Filter the entries below, keeping only lines with the word "title".

(Stored data)
## Begin
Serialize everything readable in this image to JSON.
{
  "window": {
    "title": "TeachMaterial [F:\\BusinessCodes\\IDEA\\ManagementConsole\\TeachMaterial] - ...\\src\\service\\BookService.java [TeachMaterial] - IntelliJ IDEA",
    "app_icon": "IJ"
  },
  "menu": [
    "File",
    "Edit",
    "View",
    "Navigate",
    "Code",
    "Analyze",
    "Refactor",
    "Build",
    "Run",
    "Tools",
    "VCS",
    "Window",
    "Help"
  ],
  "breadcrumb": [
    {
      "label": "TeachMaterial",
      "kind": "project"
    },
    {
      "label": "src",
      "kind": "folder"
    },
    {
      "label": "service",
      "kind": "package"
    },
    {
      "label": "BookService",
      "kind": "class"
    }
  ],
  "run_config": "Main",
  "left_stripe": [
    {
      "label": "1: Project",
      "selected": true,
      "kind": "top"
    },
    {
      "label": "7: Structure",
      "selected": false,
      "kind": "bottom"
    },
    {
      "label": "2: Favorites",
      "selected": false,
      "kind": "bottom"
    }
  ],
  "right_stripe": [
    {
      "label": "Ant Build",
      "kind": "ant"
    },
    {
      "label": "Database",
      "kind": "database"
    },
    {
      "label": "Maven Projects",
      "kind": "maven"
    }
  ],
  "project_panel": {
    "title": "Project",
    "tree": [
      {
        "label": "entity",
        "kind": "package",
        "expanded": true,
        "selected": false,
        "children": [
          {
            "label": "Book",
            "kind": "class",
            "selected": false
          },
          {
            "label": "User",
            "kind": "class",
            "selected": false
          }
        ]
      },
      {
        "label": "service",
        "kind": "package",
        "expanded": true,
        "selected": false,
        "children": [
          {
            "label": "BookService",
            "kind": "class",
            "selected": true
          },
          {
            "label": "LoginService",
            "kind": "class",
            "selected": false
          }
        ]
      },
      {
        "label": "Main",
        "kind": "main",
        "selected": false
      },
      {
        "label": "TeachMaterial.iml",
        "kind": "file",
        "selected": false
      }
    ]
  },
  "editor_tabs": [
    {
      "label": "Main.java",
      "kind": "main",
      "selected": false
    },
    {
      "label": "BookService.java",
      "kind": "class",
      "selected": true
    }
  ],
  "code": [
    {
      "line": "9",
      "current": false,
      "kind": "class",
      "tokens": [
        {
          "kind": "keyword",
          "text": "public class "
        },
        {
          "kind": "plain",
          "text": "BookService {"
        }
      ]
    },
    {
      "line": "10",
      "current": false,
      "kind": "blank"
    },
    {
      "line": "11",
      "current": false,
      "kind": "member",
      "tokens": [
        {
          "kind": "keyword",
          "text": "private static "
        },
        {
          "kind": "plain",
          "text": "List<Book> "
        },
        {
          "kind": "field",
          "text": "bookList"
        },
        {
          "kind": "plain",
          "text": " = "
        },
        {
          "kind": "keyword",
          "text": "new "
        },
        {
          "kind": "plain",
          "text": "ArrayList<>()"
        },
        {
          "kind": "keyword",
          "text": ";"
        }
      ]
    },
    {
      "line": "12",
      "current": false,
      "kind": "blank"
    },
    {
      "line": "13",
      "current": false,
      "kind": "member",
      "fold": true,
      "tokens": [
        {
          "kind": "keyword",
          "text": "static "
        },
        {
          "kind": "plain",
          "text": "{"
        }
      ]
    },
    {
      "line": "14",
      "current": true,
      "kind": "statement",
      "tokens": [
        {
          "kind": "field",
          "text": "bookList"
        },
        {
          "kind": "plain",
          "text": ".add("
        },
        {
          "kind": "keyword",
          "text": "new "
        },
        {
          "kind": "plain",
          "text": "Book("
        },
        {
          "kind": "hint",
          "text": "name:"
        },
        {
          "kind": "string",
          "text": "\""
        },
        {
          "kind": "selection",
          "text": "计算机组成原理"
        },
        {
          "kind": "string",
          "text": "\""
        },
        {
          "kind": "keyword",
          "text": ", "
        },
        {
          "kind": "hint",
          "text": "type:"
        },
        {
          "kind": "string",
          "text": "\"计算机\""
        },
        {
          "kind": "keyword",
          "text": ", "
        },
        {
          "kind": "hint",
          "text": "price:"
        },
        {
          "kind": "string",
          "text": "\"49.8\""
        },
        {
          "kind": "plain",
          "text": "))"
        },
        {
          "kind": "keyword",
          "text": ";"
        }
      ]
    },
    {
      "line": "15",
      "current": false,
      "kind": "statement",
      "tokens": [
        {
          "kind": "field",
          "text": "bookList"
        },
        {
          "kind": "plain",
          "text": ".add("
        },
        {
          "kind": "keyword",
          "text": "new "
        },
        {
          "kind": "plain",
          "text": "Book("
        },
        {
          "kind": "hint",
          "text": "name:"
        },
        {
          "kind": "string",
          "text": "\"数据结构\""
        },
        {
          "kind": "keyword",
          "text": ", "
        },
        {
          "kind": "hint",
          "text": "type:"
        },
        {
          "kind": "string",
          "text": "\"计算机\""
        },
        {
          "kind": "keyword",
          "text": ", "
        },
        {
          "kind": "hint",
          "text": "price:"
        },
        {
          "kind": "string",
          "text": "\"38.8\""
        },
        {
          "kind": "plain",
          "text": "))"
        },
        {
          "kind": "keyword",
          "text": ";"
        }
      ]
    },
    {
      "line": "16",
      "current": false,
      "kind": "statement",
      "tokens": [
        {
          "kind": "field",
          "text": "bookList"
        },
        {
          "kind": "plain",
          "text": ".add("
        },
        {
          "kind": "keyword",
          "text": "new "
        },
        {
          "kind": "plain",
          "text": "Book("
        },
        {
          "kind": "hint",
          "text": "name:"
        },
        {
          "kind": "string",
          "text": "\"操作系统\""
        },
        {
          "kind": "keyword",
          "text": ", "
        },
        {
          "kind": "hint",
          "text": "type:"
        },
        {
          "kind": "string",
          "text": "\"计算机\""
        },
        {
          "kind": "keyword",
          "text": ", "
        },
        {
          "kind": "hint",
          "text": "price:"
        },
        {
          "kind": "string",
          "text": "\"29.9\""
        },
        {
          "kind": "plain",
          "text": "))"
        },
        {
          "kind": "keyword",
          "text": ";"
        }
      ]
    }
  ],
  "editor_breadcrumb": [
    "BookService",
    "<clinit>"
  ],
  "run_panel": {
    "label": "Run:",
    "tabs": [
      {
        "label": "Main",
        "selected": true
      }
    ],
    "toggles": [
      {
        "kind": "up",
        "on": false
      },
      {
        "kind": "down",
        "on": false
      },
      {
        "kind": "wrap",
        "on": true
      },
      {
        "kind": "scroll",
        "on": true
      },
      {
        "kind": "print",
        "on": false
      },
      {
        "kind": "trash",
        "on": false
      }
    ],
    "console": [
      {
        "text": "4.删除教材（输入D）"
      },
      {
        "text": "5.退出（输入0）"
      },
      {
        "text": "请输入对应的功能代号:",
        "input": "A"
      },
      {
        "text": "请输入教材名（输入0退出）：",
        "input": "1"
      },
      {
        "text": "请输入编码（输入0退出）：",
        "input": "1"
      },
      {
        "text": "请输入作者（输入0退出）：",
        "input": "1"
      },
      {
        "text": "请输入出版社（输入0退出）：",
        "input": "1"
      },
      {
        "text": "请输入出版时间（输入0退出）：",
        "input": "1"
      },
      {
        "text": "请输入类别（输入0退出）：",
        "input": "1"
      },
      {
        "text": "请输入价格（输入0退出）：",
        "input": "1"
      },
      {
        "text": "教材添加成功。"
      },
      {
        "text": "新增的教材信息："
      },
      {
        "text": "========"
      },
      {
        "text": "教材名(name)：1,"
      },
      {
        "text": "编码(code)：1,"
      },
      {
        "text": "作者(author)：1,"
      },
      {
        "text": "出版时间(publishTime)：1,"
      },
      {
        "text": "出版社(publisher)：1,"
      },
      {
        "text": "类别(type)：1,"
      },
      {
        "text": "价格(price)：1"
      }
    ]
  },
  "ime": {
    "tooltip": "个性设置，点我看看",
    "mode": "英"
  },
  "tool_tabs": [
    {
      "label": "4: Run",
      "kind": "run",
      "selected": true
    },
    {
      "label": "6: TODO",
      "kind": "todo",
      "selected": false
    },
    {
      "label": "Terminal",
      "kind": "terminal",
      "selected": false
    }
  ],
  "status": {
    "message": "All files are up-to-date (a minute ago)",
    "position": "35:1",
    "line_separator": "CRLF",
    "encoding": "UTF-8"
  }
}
## End
▶ [RESPONSE TO THIS TASK]
    "title": "TeachMaterial [F:\\BusinessCodes\\IDEA\\ManagementConsole\\TeachMaterial] - ...\\src\\service\\BookService.java [TeachMaterial] - IntelliJ IDEA",
    "title": "Project",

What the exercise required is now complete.